• _Work to complete_: Extract every line that contains the string "MUTE".

• _Records shown_:
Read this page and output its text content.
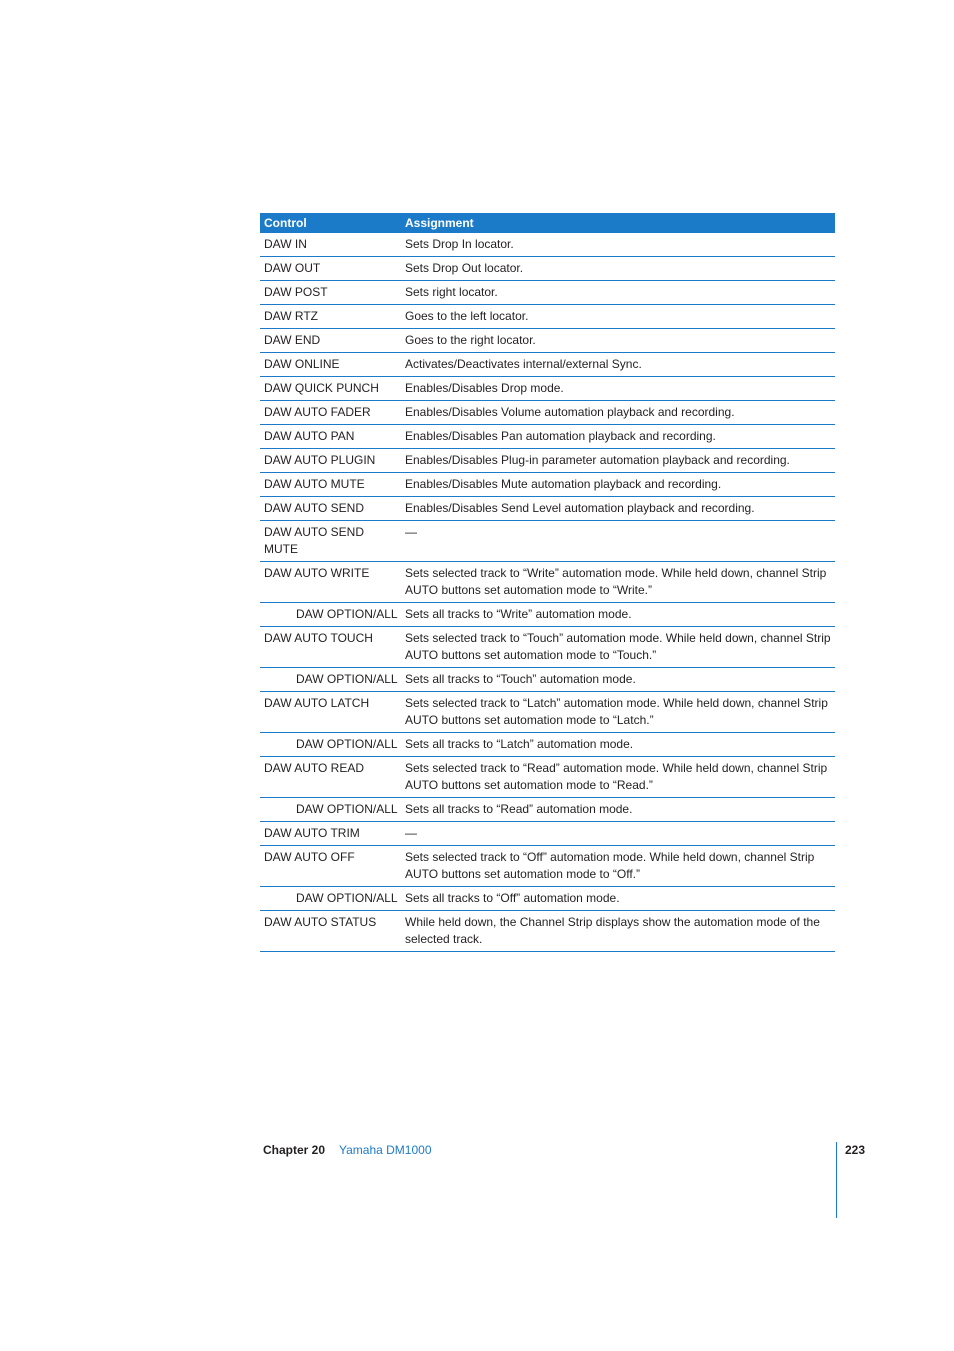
Control	Assignment
DAW IN	Sets Drop In locator.
DAW OUT	Sets Drop Out locator.
DAW POST	Sets right locator.
DAW RTZ	Goes to the left locator.
DAW END	Goes to the right locator.
DAW ONLINE	Activates/Deactivates internal/external Sync.
DAW QUICK PUNCH	Enables/Disables Drop mode.
DAW AUTO FADER	Enables/Disables Volume automation playback and recording.
DAW AUTO PAN	Enables/Disables Pan automation playback and recording.
DAW AUTO PLUGIN	Enables/Disables Plug-in parameter automation playback and recording.
DAW AUTO MUTE	Enables/Disables Mute automation playback and recording.
DAW AUTO SEND	Enables/Disables Send Level automation playback and recording.
DAW AUTO SEND MUTE	—
DAW AUTO WRITE	Sets selected track to “Write” automation mode. While held down, channel Strip AUTO buttons set automation mode to “Write.”
DAW OPTION/ALL	Sets all tracks to “Write” automation mode.
DAW AUTO TOUCH	Sets selected track to “Touch” automation mode. While held down, channel Strip AUTO buttons set automation mode to “Touch.”
DAW OPTION/ALL	Sets all tracks to “Touch” automation mode.
DAW AUTO LATCH	Sets selected track to “Latch” automation mode. While held down, channel Strip AUTO buttons set automation mode to “Latch.”
DAW OPTION/ALL	Sets all tracks to “Latch” automation mode.
DAW AUTO READ	Sets selected track to “Read” automation mode. While held down, channel Strip AUTO buttons set automation mode to “Read.”
DAW OPTION/ALL	Sets all tracks to “Read” automation mode.
DAW AUTO TRIM	—
DAW AUTO OFF	Sets selected track to “Off” automation mode. While held down, channel Strip AUTO buttons set automation mode to “Off.”
DAW OPTION/ALL	Sets all tracks to “Off” automation mode.
DAW AUTO STATUS	While held down, the Channel Strip displays show the automation mode of the selected track.
Chapter 20 Yamaha DM1000	223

• _Task solution_:
DAW AUTO MUTE	Enables/Disables Mute automation playback and recording.
DAW AUTO SEND MUTE	—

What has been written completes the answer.